Dataset items:
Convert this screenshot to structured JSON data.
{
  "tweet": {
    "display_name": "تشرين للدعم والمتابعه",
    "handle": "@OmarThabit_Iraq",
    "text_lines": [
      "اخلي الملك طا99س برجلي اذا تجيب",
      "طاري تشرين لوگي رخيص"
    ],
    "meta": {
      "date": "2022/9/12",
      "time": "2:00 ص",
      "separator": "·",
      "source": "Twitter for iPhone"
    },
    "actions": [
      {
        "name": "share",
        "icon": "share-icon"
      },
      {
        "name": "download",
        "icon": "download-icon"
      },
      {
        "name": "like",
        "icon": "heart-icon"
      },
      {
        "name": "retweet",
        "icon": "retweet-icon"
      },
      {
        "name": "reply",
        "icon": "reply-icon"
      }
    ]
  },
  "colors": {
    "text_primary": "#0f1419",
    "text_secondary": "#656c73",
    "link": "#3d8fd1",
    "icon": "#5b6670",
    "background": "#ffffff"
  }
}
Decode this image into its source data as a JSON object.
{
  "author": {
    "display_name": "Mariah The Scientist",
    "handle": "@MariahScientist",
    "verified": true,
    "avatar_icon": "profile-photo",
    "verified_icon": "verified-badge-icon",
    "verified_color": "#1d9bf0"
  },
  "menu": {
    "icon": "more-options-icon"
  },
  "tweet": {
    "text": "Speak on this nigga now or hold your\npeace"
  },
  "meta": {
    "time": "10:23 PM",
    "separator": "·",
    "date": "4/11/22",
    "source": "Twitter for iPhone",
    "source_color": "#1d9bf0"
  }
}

--

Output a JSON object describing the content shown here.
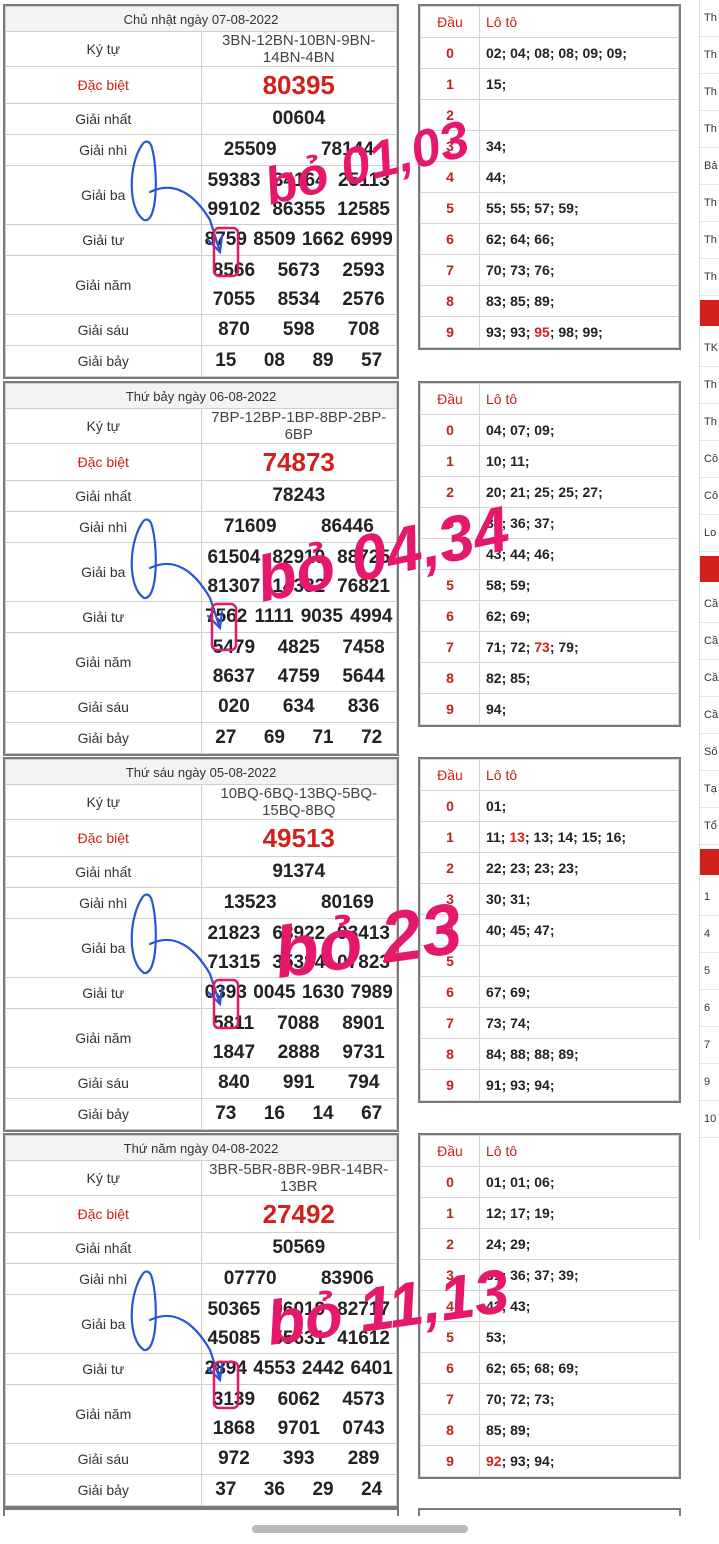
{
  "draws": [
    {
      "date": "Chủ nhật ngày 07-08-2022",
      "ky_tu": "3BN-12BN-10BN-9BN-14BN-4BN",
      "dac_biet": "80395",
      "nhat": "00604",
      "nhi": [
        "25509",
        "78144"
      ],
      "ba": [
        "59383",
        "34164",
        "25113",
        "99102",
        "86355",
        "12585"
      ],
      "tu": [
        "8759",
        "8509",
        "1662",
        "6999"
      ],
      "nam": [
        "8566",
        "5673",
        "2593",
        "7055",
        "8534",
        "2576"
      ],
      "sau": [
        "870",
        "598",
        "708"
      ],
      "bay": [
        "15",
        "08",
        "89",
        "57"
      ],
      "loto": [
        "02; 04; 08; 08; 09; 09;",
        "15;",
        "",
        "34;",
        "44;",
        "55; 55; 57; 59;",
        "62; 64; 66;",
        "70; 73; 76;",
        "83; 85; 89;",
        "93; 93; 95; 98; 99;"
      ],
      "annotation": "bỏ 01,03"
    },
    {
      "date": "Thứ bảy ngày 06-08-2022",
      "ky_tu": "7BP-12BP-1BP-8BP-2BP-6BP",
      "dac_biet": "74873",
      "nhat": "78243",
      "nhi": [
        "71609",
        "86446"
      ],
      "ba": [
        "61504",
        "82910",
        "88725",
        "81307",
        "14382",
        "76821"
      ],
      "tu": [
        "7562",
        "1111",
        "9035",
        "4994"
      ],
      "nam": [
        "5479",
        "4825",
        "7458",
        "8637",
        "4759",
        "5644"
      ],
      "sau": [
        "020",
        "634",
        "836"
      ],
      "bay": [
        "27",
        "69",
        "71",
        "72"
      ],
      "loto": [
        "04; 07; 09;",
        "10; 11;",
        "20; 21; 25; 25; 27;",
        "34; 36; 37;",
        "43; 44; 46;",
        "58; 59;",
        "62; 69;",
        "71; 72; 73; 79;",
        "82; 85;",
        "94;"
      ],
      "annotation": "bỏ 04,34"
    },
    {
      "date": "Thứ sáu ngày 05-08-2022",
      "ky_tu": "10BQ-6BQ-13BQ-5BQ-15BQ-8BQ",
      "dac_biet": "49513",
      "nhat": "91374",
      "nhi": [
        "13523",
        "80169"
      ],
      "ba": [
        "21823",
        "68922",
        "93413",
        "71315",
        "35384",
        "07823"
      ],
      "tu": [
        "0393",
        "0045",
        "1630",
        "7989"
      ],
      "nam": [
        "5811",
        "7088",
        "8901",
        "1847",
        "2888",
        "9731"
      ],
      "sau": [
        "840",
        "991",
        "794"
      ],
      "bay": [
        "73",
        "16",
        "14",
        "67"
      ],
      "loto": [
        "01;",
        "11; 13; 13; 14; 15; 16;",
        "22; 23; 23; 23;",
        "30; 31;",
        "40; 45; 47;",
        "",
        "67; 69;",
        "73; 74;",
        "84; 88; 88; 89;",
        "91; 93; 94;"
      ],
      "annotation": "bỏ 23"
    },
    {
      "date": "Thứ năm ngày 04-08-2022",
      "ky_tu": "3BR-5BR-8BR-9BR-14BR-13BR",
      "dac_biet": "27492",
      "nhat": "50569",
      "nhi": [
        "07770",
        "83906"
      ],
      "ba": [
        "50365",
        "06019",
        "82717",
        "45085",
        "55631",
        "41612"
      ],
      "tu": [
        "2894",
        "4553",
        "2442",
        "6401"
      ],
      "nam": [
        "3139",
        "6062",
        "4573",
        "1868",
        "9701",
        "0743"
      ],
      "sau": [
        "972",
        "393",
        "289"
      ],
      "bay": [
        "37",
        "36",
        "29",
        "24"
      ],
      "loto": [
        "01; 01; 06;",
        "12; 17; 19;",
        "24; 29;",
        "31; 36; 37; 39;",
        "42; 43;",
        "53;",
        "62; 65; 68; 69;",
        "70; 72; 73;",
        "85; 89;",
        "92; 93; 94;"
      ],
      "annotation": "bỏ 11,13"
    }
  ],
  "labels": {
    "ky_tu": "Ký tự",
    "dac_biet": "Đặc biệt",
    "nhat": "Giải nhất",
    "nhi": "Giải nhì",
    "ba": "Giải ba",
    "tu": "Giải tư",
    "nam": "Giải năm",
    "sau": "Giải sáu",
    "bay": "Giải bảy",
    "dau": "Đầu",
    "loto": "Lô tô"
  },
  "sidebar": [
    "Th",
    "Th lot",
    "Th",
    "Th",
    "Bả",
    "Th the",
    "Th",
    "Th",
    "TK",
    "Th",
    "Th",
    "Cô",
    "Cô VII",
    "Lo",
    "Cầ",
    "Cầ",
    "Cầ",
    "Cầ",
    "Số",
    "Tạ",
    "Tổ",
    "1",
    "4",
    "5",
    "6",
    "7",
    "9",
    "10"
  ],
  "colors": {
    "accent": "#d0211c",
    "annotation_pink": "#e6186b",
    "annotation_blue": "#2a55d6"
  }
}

Exercise:
The answer must consist solely of the number of lines in the entries that contain the word "handle".

Worked answer:
2